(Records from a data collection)
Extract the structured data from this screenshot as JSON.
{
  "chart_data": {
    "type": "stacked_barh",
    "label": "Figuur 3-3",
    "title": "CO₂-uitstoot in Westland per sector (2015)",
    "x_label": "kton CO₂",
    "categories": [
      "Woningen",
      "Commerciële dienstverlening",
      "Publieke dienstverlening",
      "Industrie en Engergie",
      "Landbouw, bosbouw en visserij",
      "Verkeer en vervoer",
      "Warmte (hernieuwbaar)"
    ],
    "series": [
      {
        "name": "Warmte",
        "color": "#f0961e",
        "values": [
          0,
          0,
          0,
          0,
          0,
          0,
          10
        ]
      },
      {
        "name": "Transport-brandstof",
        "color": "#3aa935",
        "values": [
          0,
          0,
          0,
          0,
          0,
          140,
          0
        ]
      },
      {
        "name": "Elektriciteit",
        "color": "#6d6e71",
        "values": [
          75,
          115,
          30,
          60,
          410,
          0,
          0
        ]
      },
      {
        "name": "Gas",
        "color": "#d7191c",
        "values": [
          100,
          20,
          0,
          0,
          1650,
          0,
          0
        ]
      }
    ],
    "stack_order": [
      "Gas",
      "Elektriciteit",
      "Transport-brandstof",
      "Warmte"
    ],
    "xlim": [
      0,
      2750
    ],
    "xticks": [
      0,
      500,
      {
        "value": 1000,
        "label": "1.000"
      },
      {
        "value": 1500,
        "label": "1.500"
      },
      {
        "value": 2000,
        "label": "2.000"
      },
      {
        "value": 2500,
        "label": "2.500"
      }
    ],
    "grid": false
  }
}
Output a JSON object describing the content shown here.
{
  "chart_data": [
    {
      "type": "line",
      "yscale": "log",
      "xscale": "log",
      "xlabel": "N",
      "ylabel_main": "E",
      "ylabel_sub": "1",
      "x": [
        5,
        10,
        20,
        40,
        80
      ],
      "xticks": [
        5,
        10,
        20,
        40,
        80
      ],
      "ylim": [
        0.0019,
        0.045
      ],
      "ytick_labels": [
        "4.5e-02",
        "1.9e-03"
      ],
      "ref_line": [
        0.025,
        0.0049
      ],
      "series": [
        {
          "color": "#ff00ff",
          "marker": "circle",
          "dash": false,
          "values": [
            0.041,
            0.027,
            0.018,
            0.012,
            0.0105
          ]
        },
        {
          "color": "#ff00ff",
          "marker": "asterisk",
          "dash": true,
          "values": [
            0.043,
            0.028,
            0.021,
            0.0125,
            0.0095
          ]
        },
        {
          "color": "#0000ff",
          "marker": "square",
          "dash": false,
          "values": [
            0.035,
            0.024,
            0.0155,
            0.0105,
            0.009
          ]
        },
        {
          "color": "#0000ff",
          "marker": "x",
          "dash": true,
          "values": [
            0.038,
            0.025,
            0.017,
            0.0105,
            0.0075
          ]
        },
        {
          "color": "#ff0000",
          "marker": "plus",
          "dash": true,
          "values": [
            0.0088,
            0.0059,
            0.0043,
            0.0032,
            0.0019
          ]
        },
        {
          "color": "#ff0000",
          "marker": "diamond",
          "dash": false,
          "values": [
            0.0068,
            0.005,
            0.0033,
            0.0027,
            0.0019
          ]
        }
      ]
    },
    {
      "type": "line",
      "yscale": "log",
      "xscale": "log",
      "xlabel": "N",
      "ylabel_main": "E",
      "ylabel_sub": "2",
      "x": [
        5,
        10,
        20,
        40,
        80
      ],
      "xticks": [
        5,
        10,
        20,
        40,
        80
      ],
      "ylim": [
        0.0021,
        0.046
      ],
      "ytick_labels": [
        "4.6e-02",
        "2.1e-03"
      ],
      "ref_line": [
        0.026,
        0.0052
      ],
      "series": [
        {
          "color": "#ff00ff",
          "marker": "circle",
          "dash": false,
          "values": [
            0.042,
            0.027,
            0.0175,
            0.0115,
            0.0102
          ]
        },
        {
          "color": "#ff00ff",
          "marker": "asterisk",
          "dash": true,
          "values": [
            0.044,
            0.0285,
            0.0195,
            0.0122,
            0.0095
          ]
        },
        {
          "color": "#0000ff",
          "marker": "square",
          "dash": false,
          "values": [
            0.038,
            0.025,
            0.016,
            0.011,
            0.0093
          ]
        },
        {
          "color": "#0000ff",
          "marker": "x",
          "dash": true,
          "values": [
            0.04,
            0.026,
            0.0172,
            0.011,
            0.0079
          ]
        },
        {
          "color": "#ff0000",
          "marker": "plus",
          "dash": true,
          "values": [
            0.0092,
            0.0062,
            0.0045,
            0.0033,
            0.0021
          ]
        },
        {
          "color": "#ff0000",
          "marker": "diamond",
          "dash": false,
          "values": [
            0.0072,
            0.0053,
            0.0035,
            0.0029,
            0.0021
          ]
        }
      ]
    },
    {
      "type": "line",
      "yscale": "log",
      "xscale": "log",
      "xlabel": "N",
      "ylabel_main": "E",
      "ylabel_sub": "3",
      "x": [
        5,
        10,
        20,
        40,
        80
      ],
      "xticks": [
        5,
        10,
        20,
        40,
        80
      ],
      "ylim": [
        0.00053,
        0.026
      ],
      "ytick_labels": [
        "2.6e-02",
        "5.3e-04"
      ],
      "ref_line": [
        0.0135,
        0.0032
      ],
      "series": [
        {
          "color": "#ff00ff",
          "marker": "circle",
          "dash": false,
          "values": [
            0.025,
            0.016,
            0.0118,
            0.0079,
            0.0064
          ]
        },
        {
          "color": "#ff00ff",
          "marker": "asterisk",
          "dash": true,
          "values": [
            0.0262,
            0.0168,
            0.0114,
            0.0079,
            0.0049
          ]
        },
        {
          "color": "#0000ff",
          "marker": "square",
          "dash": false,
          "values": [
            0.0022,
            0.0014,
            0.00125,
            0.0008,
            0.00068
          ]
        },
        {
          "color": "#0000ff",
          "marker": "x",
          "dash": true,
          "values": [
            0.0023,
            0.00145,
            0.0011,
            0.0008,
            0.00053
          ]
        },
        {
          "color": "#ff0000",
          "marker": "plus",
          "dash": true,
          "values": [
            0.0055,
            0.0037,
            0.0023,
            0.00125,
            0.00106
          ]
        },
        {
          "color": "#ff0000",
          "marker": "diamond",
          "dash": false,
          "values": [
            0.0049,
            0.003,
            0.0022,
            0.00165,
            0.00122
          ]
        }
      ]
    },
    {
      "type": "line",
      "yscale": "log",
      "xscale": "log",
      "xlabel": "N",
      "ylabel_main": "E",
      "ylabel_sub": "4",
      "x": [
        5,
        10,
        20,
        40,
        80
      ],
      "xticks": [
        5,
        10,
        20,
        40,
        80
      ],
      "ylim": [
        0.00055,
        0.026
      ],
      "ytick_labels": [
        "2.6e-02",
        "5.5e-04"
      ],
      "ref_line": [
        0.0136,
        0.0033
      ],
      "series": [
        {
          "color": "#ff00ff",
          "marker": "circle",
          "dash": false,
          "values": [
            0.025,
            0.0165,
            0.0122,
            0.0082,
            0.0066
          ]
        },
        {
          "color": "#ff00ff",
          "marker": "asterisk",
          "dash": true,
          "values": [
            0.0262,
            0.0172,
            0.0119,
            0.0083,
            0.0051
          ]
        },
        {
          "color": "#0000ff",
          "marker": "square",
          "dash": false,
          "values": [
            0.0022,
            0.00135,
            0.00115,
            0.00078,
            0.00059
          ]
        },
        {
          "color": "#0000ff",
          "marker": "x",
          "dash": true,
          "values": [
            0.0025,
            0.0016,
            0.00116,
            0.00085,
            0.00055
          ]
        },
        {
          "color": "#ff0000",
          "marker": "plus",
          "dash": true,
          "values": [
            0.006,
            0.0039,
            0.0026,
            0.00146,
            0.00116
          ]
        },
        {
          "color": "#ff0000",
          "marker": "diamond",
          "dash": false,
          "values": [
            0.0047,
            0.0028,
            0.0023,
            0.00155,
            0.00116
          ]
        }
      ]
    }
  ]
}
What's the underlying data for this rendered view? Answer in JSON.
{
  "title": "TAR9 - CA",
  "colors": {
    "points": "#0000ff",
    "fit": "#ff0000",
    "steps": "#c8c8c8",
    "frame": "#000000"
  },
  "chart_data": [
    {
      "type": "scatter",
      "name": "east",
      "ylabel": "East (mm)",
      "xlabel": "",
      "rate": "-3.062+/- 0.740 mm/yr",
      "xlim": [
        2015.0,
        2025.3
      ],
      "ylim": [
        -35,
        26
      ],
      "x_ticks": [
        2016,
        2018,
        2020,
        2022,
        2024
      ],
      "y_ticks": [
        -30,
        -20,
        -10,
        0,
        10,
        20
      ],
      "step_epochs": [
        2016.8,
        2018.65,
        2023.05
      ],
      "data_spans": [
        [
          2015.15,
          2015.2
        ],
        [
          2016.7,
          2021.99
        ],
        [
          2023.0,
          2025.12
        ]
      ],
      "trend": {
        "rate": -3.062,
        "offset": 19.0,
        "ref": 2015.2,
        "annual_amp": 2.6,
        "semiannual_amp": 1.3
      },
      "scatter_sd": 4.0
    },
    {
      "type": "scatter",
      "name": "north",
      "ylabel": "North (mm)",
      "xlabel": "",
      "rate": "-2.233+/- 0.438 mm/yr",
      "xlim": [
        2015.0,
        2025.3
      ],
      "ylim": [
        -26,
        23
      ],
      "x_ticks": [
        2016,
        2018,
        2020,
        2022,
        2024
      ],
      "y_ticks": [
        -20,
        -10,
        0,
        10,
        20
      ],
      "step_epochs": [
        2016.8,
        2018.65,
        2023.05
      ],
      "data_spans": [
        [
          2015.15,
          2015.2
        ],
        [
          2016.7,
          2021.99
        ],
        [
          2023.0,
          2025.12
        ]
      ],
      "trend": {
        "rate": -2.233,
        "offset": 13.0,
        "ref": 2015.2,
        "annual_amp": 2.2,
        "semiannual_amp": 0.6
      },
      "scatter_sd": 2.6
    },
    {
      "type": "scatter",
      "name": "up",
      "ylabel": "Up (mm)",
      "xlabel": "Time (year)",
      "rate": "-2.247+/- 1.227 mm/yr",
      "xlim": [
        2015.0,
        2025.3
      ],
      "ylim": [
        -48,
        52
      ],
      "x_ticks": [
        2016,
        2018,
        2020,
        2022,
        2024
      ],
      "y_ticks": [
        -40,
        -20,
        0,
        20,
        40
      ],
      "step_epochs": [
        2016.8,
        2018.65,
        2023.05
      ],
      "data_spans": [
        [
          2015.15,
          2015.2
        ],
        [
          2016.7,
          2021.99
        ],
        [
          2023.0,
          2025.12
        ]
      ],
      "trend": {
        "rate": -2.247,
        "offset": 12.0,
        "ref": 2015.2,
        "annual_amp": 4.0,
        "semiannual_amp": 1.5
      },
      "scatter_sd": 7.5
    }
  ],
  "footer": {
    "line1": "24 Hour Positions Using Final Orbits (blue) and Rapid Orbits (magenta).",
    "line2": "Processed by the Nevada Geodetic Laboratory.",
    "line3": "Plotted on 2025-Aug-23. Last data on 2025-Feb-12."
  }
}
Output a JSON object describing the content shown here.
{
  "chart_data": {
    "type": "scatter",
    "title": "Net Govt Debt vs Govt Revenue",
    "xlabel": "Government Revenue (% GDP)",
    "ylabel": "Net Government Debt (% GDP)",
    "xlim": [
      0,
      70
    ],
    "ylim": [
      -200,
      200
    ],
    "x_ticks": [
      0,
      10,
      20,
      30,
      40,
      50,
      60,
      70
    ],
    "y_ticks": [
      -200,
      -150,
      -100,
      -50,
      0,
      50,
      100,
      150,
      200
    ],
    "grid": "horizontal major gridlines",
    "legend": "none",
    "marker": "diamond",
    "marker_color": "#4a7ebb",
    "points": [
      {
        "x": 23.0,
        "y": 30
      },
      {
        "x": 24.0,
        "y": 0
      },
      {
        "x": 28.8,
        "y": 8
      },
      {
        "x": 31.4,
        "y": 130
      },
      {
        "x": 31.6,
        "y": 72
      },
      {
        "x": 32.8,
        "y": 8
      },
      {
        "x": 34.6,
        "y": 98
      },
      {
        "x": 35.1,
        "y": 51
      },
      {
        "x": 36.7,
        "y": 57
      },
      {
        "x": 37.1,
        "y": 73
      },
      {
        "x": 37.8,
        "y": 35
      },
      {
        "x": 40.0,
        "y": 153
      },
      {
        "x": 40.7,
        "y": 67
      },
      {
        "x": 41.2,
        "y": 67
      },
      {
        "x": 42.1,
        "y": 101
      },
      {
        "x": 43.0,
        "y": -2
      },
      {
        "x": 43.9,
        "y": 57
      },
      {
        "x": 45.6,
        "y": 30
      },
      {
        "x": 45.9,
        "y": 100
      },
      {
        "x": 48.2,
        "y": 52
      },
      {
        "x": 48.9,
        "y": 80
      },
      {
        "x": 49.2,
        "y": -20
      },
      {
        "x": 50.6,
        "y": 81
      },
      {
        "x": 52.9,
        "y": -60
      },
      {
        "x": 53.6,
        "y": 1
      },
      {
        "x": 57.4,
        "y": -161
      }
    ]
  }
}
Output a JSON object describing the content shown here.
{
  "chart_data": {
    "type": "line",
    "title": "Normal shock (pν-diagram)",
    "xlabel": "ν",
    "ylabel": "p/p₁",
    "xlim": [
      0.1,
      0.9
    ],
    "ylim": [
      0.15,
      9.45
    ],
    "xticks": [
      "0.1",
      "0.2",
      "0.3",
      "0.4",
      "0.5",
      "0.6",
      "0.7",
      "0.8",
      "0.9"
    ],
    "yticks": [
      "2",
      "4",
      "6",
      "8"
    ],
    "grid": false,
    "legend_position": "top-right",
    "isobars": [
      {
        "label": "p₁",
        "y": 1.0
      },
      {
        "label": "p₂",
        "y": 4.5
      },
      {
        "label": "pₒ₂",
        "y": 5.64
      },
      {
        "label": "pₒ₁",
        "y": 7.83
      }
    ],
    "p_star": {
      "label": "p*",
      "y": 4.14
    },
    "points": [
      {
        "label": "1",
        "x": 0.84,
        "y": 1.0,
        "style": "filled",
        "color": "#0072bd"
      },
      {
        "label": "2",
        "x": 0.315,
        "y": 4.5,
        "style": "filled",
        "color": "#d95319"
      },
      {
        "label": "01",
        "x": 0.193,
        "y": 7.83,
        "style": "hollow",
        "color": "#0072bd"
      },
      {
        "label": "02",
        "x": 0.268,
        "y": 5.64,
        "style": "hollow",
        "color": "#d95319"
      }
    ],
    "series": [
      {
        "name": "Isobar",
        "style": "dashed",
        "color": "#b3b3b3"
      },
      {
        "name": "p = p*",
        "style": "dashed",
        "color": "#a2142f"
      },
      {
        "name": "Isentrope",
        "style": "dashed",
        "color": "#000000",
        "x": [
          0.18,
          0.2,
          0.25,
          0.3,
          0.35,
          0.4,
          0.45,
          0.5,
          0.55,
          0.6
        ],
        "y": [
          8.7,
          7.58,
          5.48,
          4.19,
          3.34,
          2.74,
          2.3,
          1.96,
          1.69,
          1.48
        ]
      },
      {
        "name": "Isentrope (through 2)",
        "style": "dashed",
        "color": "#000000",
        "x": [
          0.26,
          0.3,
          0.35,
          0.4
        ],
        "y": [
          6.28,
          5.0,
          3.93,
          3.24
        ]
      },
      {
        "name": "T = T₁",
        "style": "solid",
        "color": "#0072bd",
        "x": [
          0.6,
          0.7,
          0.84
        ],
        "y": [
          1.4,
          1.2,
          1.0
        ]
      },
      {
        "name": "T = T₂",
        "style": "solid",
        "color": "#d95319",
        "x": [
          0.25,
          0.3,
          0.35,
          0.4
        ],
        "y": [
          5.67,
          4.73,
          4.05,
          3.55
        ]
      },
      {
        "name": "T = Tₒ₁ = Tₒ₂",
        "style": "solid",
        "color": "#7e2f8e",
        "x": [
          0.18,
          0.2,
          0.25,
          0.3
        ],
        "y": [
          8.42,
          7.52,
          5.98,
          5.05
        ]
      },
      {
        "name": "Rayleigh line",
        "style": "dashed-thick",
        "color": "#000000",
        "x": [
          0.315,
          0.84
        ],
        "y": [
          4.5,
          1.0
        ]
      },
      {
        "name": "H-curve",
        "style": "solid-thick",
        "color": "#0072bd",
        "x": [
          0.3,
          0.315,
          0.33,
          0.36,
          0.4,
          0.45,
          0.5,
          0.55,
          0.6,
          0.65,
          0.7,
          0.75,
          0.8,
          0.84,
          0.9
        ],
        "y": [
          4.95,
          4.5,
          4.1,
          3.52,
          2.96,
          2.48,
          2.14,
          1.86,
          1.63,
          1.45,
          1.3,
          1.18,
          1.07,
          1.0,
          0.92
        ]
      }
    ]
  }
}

**GIVEN TASK:**
Identify and extract each line of the listing that contains "Revenue".

**FULL SOLUTION:**
    "title": "Net Govt Debt vs Govt Revenue",
    "xlabel": "Government Revenue (% GDP)",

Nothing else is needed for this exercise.